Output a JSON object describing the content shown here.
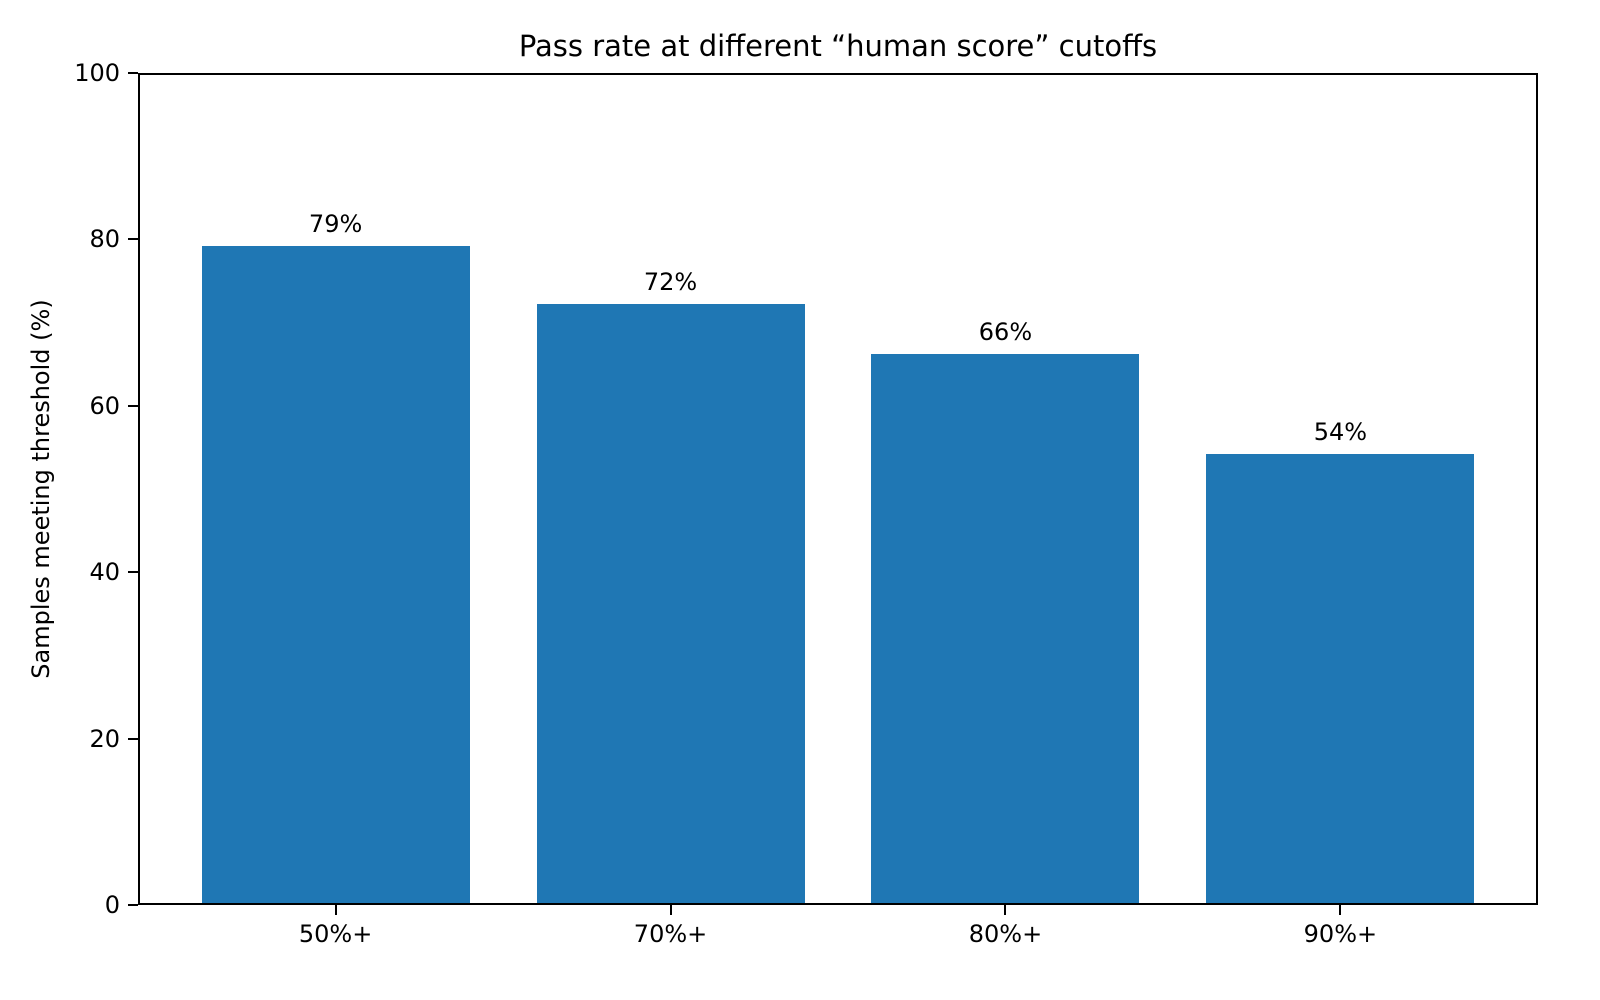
{
  "chart_data": {
    "type": "bar",
    "title": "Pass rate at different “human score” cutoffs",
    "xlabel": "",
    "ylabel": "Samples meeting threshold (%)",
    "categories": [
      "50%+",
      "70%+",
      "80%+",
      "90%+"
    ],
    "values": [
      79,
      72,
      66,
      54
    ],
    "data_labels": [
      "79%",
      "72%",
      "66%",
      "54%"
    ],
    "ylim": [
      0,
      100
    ],
    "yticks": [
      0,
      20,
      40,
      60,
      80,
      100
    ],
    "ytick_labels": [
      "0",
      "20",
      "40",
      "60",
      "80",
      "100"
    ],
    "grid": false,
    "legend": null,
    "bar_color": "#1f77b4"
  }
}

● ● ●

### TO BE DONE
Leave the pictures out, and transcribe each of the records exactly.

### SOLUTION FOR THIS TASK
Output a JSON object describing the content shown here.
{
  "chart_data": {
    "type": "bar",
    "title": "Pass rate at different “human score” cutoffs",
    "xlabel": "",
    "ylabel": "Samples meeting threshold (%)",
    "categories": [
      "50%+",
      "70%+",
      "80%+",
      "90%+"
    ],
    "values": [
      79,
      72,
      66,
      54
    ],
    "data_labels": [
      "79%",
      "72%",
      "66%",
      "54%"
    ],
    "ylim": [
      0,
      100
    ],
    "yticks": [
      0,
      20,
      40,
      60,
      80,
      100
    ],
    "ytick_labels": [
      "0",
      "20",
      "40",
      "60",
      "80",
      "100"
    ],
    "grid": false,
    "legend": null,
    "bar_color": "#1f77b4"
  }
}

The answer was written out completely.